→ **Provided records**:
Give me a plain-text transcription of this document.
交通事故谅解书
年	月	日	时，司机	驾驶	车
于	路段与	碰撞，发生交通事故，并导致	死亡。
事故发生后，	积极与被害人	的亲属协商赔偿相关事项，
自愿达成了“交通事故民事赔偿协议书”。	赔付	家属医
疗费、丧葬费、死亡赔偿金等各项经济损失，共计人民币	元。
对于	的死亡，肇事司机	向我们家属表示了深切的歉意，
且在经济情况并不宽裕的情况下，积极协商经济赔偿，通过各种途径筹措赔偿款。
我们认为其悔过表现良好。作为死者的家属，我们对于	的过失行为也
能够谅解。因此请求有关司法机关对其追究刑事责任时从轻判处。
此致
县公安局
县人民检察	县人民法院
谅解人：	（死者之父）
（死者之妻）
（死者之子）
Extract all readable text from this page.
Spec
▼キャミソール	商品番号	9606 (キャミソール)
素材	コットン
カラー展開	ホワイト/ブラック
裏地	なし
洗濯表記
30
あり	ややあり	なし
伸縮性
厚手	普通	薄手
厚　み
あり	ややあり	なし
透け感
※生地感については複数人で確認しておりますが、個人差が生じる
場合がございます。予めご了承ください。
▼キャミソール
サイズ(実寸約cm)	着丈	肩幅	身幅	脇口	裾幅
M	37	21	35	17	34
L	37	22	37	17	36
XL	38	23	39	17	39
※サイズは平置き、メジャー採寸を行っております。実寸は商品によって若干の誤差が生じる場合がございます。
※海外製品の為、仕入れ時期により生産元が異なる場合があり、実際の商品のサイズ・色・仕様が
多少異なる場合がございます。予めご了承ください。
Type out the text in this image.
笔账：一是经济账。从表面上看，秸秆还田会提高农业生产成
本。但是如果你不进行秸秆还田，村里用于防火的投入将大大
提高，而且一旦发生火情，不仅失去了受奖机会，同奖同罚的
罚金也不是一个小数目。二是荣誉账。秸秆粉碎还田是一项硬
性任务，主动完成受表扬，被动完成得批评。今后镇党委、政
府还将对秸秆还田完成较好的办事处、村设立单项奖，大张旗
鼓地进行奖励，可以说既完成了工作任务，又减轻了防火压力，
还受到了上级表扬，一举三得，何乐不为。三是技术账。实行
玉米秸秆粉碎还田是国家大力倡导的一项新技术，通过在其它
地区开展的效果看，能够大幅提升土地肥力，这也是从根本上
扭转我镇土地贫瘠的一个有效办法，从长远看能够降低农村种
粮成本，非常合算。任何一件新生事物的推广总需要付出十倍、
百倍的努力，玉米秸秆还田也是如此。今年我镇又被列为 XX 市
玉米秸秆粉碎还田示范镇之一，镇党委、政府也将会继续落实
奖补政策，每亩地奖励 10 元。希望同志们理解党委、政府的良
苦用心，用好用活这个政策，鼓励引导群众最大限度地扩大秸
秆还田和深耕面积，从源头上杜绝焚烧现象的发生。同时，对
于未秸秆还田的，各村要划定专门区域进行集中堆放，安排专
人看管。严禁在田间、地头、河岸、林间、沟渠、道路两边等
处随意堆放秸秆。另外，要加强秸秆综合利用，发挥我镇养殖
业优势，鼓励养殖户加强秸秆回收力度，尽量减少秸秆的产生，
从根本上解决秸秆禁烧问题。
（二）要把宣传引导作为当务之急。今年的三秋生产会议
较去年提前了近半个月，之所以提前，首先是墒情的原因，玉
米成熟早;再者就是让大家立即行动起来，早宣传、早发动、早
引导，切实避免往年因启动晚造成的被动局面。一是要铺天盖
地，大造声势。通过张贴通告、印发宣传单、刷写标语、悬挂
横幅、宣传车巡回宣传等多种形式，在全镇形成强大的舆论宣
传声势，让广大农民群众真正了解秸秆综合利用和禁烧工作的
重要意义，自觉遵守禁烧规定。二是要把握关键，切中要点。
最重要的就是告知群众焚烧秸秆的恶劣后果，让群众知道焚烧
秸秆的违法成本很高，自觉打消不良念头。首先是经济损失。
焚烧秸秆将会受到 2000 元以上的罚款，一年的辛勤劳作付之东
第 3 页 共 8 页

→ **What this task involves**:
Go through the preceding material and copy each line that has the word "text".

→ **Result**:
Give me a plain-text transcription of this document.
Extract all readable text from this page.
Type out the text in this image.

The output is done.